Problem to work on:
Rewrite the passage of the court ruling below starting at "Pursuant to California" and ending at "of the order.", substituting "final ruling" for "tentative ruling".

Reading text:
Here, defendant argues that decisionmakers were unaware of the subpoena or plaintiff’s plans to testify. However, plaintiff notes that defendant included Walker, a named defendant in the matter in which plaintiff’s testimony was anticipated, as a decisionmaker. (UMF Nos. 52-53.) It is undisputed that plaintiff provided the subpoena to Harry Boe and Butch Garrison in order to request the time off work. (UMF No. 41.) While defendant asserts that no one at the hospital know of plaintiff’s plans, plaintiff asserts that he informed Boe and Garrison of his intent to testify. (UMF No. 43.)
Additionally, defendant concedes that White knew of the request for time off to testify. (UMF No. 46.) Plaintiff asserts that three of the four people involved in the decision to terminate him were aware that he requested time off to testify. (UMF Nos. 46-47, 49-50, 52-53.) One of those decisionmakers was a named defendant in the action. (UMF Nos. 52-53.) Thus, plaintiff has met his burden.
Defendant has not met its burden in showing clear and convincing evidence that the termination would have occurred even if plaintiff had not been subpoenaed to testify. This is particularly evident where defendant’s own evidence appears to contradict itself with regards to the knowledge possessed by each decisionmaker.
Summary adjudication is denied as to the fourth cause of action.
Wrongful Termination
Defendant argues that the wrongful termination claim fails because plaintiff cannot show his termination was motivated by an unlawful reason. Plaintiff has presented triable issues of fact with regard to the Labor Code section 1102.5 claim. As such, summary adjudication is denied as to the fifth cause of action.
Punitive Damages
A party may move for summary adjudication as to a claim for punitive damages. (Code Civ. Proc., § 437c, subd. (f)(1).) A grant of summary adjudication on the issue of punitive damages must go to the entire claim. (Catalano v. Superior Court (2000) 82 Cal.App.4th 91, 97.)
Defendant argues that plaintiff cannot recover punitive damages because Walker and Zulewski are not officers, directors, or managing agents for defendant and no one at the hospital acted with oppression, fraud, or malice. A managing agent is one who exercises “substantial independent authority and judgment” over “significant aspects of a corporation’s business.” (Davis v. Kiewit (2013) 220 Cal.App.4th 358, 366.) Here, plaintiff presents triable issues on the question of whether Walker and Zulewski were managing agents. Both had the authority to accept or reject the recommendation made by Human Resources. (UMF Nos. 56-60.) With regard to the question of acting with oppression, fraud, or malice, in light of the denial of adjudication on the Labor Code claims, the court denies adjudication here.
Pursuant to California Rules of Court, rule 3.1312(a), and Code of Civil Procedure section 1019.5, subdivision (a), no further written order is necessary. The minute order adopting this tentative ruling will serve as the order of the court and service by the clerk will constitute notice of the order.

Data section:
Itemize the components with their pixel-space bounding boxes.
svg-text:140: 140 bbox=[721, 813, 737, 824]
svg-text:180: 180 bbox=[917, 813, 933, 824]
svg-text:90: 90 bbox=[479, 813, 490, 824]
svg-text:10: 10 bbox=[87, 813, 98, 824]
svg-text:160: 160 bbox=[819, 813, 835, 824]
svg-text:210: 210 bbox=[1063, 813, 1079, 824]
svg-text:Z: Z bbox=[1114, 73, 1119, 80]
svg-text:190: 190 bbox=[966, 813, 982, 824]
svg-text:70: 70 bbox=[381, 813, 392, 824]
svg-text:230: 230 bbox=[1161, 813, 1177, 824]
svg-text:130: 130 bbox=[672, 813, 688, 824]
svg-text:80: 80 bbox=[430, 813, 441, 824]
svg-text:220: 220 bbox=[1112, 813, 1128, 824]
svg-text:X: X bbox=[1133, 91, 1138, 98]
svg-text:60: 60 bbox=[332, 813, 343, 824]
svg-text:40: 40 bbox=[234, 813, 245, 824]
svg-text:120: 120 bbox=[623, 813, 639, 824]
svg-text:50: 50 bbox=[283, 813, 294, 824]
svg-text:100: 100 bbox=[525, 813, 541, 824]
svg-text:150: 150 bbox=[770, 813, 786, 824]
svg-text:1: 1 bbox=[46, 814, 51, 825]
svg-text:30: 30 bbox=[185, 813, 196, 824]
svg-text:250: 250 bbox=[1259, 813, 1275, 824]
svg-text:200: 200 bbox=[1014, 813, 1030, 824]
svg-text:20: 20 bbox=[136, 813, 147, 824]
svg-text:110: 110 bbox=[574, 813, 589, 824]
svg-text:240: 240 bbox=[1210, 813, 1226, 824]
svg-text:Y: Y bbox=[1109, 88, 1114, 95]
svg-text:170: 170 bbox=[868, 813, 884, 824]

Reply:
Pursuant to California Rules of Court, rule 3.1312(a), and Code of Civil Procedure section 1019.5, subdivision (a), no further written order is necessary. The minute order adopting this final ruling will serve as the order of the court and service by the clerk will constitute notice of the order.